PROBLEM DESCRIPTION: Quote the records that follow in full, leaving the pictures out.

--- start of ENTRIES SUPPLIED ---

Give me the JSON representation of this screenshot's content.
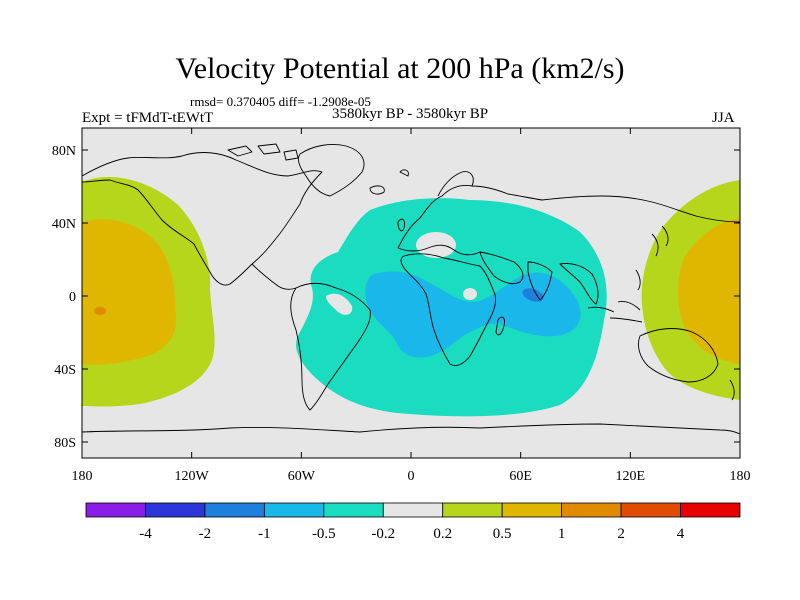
{
  "title": "Velocity Potential at 200 hPa (km2/s)",
  "stats_text": "rmsd= 0.370405 diff= -1.2908e-05",
  "experiment_label": "Expt = tFMdT-tEWtT",
  "period_label": "3580kyr BP - 3580kyr BP",
  "season_label": "JJA",
  "lat_ticks": [
    "80N",
    "40N",
    "0",
    "40S",
    "80S"
  ],
  "lon_ticks": [
    "180",
    "120W",
    "60W",
    "0",
    "60E",
    "120E",
    "180"
  ],
  "colorbar": {
    "labels": [
      "-4",
      "-2",
      "-1",
      "-0.5",
      "-0.2",
      "0.2",
      "0.5",
      "1",
      "2",
      "4"
    ],
    "colors": [
      "#8a1ee6",
      "#2c36d8",
      "#1e7fdc",
      "#1ab8ea",
      "#19dcc0",
      "#e6e6e6",
      "#b5d61a",
      "#e0b700",
      "#e08a00",
      "#e04d00",
      "#e60000"
    ]
  },
  "map": {
    "land_outline_color": "#000000",
    "ocean_background": "#e6e6e6"
  }
}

--- end of ENTRIES SUPPLIED ---

OUTPUT OF THE TASK:
Give me the JSON representation of this screenshot's content.
{
  "title": "Velocity Potential at 200 hPa (km2/s)",
  "stats_text": "rmsd= 0.370405 diff= -1.2908e-05",
  "experiment_label": "Expt = tFMdT-tEWtT",
  "period_label": "3580kyr BP - 3580kyr BP",
  "season_label": "JJA",
  "lat_ticks": [
    "80N",
    "40N",
    "0",
    "40S",
    "80S"
  ],
  "lon_ticks": [
    "180",
    "120W",
    "60W",
    "0",
    "60E",
    "120E",
    "180"
  ],
  "colorbar": {
    "labels": [
      "-4",
      "-2",
      "-1",
      "-0.5",
      "-0.2",
      "0.2",
      "0.5",
      "1",
      "2",
      "4"
    ],
    "colors": [
      "#8a1ee6",
      "#2c36d8",
      "#1e7fdc",
      "#1ab8ea",
      "#19dcc0",
      "#e6e6e6",
      "#b5d61a",
      "#e0b700",
      "#e08a00",
      "#e04d00",
      "#e60000"
    ]
  },
  "map": {
    "land_outline_color": "#000000",
    "ocean_background": "#e6e6e6"
  }
}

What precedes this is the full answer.